What you are asked to do: Using the material that follows, identify and copy each line with the string "wpath".

Extracted entries:
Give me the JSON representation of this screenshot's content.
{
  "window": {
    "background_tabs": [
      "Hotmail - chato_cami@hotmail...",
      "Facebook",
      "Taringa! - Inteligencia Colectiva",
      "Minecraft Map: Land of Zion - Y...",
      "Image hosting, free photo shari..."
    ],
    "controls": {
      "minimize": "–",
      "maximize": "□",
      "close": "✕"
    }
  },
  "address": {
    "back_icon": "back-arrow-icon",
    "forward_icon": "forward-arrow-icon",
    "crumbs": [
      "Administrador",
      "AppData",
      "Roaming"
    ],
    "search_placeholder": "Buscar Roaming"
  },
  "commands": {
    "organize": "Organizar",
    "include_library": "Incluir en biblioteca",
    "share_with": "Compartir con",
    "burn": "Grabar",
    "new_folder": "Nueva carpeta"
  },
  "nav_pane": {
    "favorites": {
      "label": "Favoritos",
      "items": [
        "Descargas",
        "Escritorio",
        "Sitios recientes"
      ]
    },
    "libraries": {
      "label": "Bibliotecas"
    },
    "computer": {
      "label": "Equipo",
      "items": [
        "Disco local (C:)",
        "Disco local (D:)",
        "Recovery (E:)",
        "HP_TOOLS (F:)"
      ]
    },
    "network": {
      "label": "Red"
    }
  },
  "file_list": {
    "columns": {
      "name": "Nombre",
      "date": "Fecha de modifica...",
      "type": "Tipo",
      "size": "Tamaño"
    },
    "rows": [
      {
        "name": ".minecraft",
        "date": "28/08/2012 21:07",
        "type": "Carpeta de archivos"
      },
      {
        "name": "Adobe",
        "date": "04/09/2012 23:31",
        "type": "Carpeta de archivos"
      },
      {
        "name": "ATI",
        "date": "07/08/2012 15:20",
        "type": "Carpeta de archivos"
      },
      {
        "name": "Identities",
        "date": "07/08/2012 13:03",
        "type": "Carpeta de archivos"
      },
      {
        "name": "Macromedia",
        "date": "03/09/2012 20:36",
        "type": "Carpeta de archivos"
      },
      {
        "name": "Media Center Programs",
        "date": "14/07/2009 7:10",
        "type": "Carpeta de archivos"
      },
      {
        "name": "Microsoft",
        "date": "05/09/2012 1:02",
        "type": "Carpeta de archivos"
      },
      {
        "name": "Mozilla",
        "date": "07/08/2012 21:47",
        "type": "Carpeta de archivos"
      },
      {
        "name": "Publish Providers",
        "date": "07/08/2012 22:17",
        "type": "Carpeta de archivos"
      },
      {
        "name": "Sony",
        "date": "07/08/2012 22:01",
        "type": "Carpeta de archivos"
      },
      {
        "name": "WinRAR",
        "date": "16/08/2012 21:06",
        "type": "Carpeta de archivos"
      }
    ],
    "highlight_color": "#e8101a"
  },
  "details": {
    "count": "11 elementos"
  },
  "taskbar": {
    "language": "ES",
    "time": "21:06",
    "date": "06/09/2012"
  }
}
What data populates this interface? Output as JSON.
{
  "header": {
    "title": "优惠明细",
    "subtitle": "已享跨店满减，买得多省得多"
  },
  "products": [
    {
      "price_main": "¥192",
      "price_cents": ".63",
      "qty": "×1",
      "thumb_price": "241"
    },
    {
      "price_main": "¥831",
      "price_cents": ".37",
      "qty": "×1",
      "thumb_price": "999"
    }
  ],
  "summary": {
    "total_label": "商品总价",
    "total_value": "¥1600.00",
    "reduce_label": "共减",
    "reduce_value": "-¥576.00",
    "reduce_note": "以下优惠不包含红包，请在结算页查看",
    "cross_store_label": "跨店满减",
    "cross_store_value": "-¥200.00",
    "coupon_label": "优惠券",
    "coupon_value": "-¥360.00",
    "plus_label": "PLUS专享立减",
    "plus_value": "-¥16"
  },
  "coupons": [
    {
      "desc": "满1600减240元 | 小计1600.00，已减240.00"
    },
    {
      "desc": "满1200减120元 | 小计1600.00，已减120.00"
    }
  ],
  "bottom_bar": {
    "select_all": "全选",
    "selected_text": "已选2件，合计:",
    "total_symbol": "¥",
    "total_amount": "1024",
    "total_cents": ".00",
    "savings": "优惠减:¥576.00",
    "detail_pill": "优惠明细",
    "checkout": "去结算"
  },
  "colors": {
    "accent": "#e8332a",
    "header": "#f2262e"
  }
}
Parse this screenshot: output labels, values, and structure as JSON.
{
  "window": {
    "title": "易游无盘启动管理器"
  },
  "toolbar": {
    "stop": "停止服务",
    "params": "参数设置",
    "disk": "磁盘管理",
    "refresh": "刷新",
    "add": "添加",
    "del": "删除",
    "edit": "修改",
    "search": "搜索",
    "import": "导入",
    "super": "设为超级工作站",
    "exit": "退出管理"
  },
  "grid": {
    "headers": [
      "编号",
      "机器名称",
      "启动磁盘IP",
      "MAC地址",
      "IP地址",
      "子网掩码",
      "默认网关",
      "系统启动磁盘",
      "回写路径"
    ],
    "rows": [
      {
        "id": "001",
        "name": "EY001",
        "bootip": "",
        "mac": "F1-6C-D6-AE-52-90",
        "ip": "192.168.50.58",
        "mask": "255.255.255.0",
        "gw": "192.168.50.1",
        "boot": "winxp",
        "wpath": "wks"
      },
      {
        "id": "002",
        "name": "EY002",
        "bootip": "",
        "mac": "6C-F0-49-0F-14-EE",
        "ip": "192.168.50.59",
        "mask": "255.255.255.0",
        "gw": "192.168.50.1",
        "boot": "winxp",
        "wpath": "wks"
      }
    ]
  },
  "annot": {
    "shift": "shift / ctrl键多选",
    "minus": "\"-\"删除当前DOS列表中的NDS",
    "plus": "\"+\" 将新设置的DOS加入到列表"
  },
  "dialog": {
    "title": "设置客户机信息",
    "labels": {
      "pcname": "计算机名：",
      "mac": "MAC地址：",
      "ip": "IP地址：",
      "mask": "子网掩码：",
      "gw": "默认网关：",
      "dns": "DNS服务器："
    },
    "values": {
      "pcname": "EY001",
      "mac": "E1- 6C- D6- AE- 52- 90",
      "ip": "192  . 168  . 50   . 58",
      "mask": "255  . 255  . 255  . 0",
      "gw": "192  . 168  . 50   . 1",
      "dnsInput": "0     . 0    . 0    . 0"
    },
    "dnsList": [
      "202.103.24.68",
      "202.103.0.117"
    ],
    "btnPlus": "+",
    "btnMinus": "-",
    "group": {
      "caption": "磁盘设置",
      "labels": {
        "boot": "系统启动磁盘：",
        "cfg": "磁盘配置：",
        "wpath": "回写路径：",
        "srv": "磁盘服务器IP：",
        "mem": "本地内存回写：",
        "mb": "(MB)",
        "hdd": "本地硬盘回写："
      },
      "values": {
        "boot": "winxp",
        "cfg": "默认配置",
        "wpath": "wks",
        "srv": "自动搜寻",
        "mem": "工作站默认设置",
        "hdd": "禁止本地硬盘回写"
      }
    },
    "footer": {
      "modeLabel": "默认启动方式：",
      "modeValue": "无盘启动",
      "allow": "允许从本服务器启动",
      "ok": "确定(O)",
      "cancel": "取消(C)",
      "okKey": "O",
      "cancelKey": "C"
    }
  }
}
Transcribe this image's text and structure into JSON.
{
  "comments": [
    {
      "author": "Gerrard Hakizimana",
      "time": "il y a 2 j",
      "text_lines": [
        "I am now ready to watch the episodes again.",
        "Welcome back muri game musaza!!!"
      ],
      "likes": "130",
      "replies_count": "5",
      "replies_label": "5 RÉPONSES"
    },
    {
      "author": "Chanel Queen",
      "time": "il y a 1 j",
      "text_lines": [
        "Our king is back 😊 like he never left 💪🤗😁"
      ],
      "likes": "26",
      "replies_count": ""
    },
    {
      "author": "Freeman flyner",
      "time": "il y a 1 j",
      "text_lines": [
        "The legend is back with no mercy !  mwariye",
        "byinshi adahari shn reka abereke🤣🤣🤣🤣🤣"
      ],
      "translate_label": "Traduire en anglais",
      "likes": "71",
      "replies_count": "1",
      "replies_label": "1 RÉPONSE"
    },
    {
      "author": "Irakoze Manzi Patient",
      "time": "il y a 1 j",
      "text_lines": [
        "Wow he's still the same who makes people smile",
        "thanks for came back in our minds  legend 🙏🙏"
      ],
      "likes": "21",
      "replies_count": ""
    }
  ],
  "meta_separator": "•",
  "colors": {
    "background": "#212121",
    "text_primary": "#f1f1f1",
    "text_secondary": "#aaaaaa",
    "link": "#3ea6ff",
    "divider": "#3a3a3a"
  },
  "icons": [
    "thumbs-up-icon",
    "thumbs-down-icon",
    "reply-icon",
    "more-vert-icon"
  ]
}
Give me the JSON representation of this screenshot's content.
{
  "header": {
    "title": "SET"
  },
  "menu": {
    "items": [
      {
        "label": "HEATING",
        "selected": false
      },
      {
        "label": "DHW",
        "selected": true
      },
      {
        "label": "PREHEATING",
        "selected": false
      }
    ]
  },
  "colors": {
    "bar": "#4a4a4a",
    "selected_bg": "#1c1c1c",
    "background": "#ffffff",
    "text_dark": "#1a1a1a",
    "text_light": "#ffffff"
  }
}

Solution:
        "wpath": "wks"
        "wpath": "wks"
        "wpath": "回写路径：",
        "wpath": "wks",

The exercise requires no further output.